Convert each line of the records below into a Markdown table with the columns "Row" and "Line," numbering the rows and skipping any blank lines. Omit the pictures from the table.

___ GIVEN RECORDS

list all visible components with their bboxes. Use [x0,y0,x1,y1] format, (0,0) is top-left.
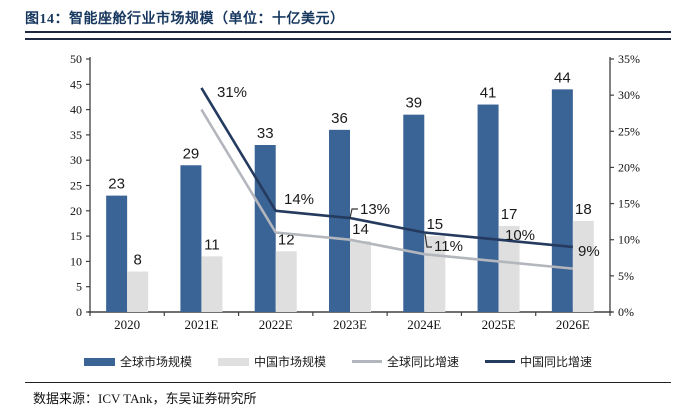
right-axis-tick-label: 15% [618,197,640,211]
footer-divider-rule [25,382,671,383]
right-axis-tick-label: 30% [618,88,640,102]
right-axis-tick-label: 0% [618,305,634,319]
line-label-china-growth: 11% [434,238,463,255]
bar-label-global: 44 [554,69,571,86]
x-axis-category-label: 2021E [184,317,218,332]
left-axis-tick-label: 20 [70,204,82,218]
legend-swatch-bar [83,357,115,366]
line-label-china-growth: 10% [505,227,535,244]
bar-label-china: 8 [133,252,141,269]
bar-label-global: 33 [257,125,274,142]
x-axis-category-label: 2025E [482,317,516,332]
bar-global [551,89,573,312]
left-axis-tick-label: 30 [70,153,82,167]
bar-global [477,104,499,312]
bar-label-china: 15 [426,216,443,233]
left-axis-tick-label: 10 [70,254,82,268]
title-divider-double-rule [25,31,671,40]
bar-china [350,241,371,312]
bar-global [329,129,350,312]
bar-global [106,195,128,312]
left-axis-tick-label: 0 [76,305,82,319]
x-axis-category-label: 2020 [114,317,140,332]
left-axis-tick-label: 15 [70,229,82,243]
bar-label-global: 41 [480,85,497,102]
data-source-note: 数据来源：ICV TAnk，东吴证券研究所 [33,391,257,406]
bar-label-global: 29 [183,145,200,162]
line-label-leader [424,233,432,248]
line-label-leader [349,208,358,219]
legend-label: 全球同比增速 [387,355,460,369]
chart-legend: 全球市场规模 中国市场规模 全球同比增速 中国同比增速 [0,353,676,370]
right-axis-tick-label: 35% [618,52,640,66]
left-axis-tick-label: 45 [70,77,82,91]
legend-swatch-line [485,360,516,363]
bar-global [180,165,202,312]
legend-label: 全球市场规模 [119,355,192,369]
bar-label-china: 14 [352,221,369,238]
legend-label: 中国市场规模 [253,355,326,369]
left-axis-tick-label: 35 [70,128,82,142]
bar-label-global: 39 [405,95,422,112]
right-axis-tick-label: 5% [618,269,634,283]
left-axis-tick-label: 5 [76,280,82,294]
legend-swatch-bar [217,357,249,366]
bar-china [275,251,297,312]
line-label-china-growth: 14% [284,191,314,208]
right-axis-tick-label: 10% [618,233,640,247]
line-china-growth [200,87,573,249]
bar-china [127,271,149,312]
bar-china [498,225,520,312]
left-axis-tick-label: 50 [70,52,82,66]
legend-item-line-3: 中国同比增速 [485,353,592,370]
line-label-china-growth: 31% [217,84,247,101]
bar-global [403,114,425,312]
line-global-growth [200,108,573,270]
x-axis-category-label: 2026E [556,317,590,332]
x-axis-category-label: 2024E [407,317,441,332]
left-axis-tick-label: 25 [70,179,82,193]
legend-swatch-line [352,360,382,363]
legend-item-line-2: 全球同比增速 [352,353,459,370]
bar-label-china: 11 [204,236,220,253]
legend-item-bar-1: 中国市场规模 [217,353,326,370]
bar-label-china: 17 [501,206,518,223]
left-axis-tick-label: 40 [70,103,82,117]
bar-china [201,256,223,312]
figure-title: 图14：智能座舱行业市场规模（单位：十亿美元） [25,12,345,27]
bar-label-china: 12 [278,231,295,248]
right-axis-tick-label: 25% [618,124,640,138]
legend-label: 中国同比增速 [520,355,593,369]
right-axis-tick-label: 20% [618,160,640,174]
x-axis-category-label: 2023E [333,317,367,332]
legend-item-bar-0: 全球市场规模 [83,353,192,370]
line-label-china-growth: 13% [360,201,390,218]
line-label-china-growth: 9% [578,243,600,260]
bar-label-global: 23 [108,176,125,193]
chart-canvas: 0 5 10 15 20 25 30 35 40 45 50 0% 5% 10% 15% 20% 25% 30% 3… [70,52,640,332]
x-axis-category-label: 2022E [259,317,293,332]
bar-label-china: 18 [575,201,592,218]
bar-china [572,220,594,312]
bar-label-global: 36 [331,110,348,127]
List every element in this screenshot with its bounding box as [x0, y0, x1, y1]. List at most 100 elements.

______

EXPECTED OUTPUT
| Row | Line |
|---|---|
| 1 | list all visible components with their bboxes. Use [x0,y0,x1,y1] format, (0,0) is top-left. |
| 2 | right-axis-tick-label: 15% [618,197,640,211] |
| 3 | footer-divider-rule [25,382,671,383] |
| 4 | right-axis-tick-label: 30% [618,88,640,102] |
| 5 | right-axis-tick-label: 0% [618,305,634,319] |
| 6 | line-label-china-growth: 11% [434,238,463,255] |
| 7 | bar-label-global: 44 [554,69,571,86] |
| 8 | x-axis-category-label: 2021E [184,317,218,332] |
| 9 | left-axis-tick-label: 20 [70,204,82,218] |
| 10 | legend-swatch-bar [83,357,115,366] |
| 11 | line-label-china-growth: 10% [505,227,535,244] |
| 12 | bar-label-china: 8 [133,252,141,269] |
| 13 | bar-label-global: 33 [257,125,274,142] |
| 14 | x-axis-category-label: 2025E [482,317,516,332] |
| 15 | bar-global [551,89,573,312] |
| 16 | left-axis-tick-label: 30 [70,153,82,167] |
| 17 | bar-global [477,104,499,312] |
| 18 | bar-label-china: 15 [426,216,443,233] |
| 19 | left-axis-tick-label: 10 [70,254,82,268] |
| 20 | title-divider-double-rule [25,31,671,40] |
| 21 | bar-china [350,241,371,312] |
| 22 | bar-global [329,129,350,312] |
| 23 | bar-global [106,195,128,312] |
| 24 | left-axis-tick-label: 0 [76,305,82,319] |
| 25 | x-axis-category-label: 2020 [114,317,140,332] |
| 26 | left-axis-tick-label: 15 [70,229,82,243] |
| 27 | bar-label-global: 41 [480,85,497,102] |
| 28 | data-source-note: 数据来源：ICV TAnk，东吴证券研究所 [33,391,257,406] |
| 29 | bar-label-global: 29 [183,145,200,162] |
| 30 | line-label-leader [424,233,432,248] |
| 31 | line-label-leader [349,208,358,219] |
| 32 | legend-label: 全球同比增速 [387,355,460,369] |
| 33 | chart-legend: 全球市场规模 中国市场规模 全球同比增速 中国同比增速 [0,353,676,370] |
| 34 | right-axis-tick-label: 35% [618,52,640,66] |
| 35 | left-axis-tick-label: 45 [70,77,82,91] |
| 36 | legend-swatch-line [485,360,516,363] |
| 37 | bar-global [180,165,202,312] |
| 38 | legend-label: 全球市场规模 [119,355,192,369] |
| 39 | bar-label-china: 14 [352,221,369,238] |
| 40 | legend-label: 中国市场规模 [253,355,326,369] |
| 41 | left-axis-tick-label: 35 [70,128,82,142] |
| 42 | bar-label-global: 39 [405,95,422,112] |
| 43 | right-axis-tick-label: 5% [618,269,634,283] |
| 44 | left-axis-tick-label: 5 [76,280,82,294] |
| 45 | legend-swatch-bar [217,357,249,366] |
| 46 | bar-china [275,251,297,312] |
| 47 | line-label-china-growth: 14% [284,191,314,208] |
| 48 | right-axis-tick-label: 10% [618,233,640,247] |
| 49 | line-china-growth [200,87,573,249] |
| 50 | bar-china [127,271,149,312] |
| 51 | bar-china [498,225,520,312] |
| 52 | left-axis-tick-label: 50 [70,52,82,66] |
| 53 | legend-item-line-3: 中国同比增速 [485,353,592,370] |
| 54 | line-label-china-growth: 31% [217,84,247,101] |
| 55 | bar-global [403,114,425,312] |
| 56 | line-global-growth [200,108,573,270] |
| 57 | x-axis-category-label: 2026E [556,317,590,332] |
| 58 | x-axis-category-label: 2024E [407,317,441,332] |
| 59 | left-axis-tick-label: 25 [70,179,82,193] |
| 60 | legend-swatch-line [352,360,382,363] |
| 61 | legend-item-line-2: 全球同比增速 [352,353,459,370] |
| 62 | bar-label-china: 11 [204,236,220,253] |
| 63 | legend-item-bar-1: 中国市场规模 [217,353,326,370] |
| 64 | bar-label-china: 17 [501,206,518,223] |
| 65 | left-axis-tick-label: 40 [70,103,82,117] |
| 66 | bar-china [201,256,223,312] |
| 67 | figure-title: 图14：智能座舱行业市场规模（单位：十亿美元） [25,12,345,27] |
| 68 | bar-label-china: 12 [278,231,295,248] |
| 69 | right-axis-tick-label: 25% [618,124,640,138] |
| 70 | legend-label: 中国同比增速 [520,355,593,369] |
| 71 | right-axis-tick-label: 20% [618,160,640,174] |
| 72 | x-axis-category-label: 2023E [333,317,367,332] |
| 73 | legend-item-bar-0: 全球市场规模 [83,353,192,370] |
| 74 | line-label-china-growth: 13% [360,201,390,218] |
| 75 | line-label-china-growth: 9% [578,243,600,260] |
| 76 | bar-label-global: 23 [108,176,125,193] |
| 77 | chart-canvas: 0 5 10 15 20 25 30 35 40 45 50 0% 5% 10% 15% 20% 25% 30% 3… [70,52,640,332] |
| 78 | x-axis-category-label: 2022E [259,317,293,332] |
| 79 | bar-label-china: 18 [575,201,592,218] |
| 80 | bar-china [572,220,594,312] |
| 81 | bar-label-global: 36 [331,110,348,127] |
| 82 | List every element in this screenshot with its bounding box as [x0, y0, x1, y1]. List at most 100 elements. |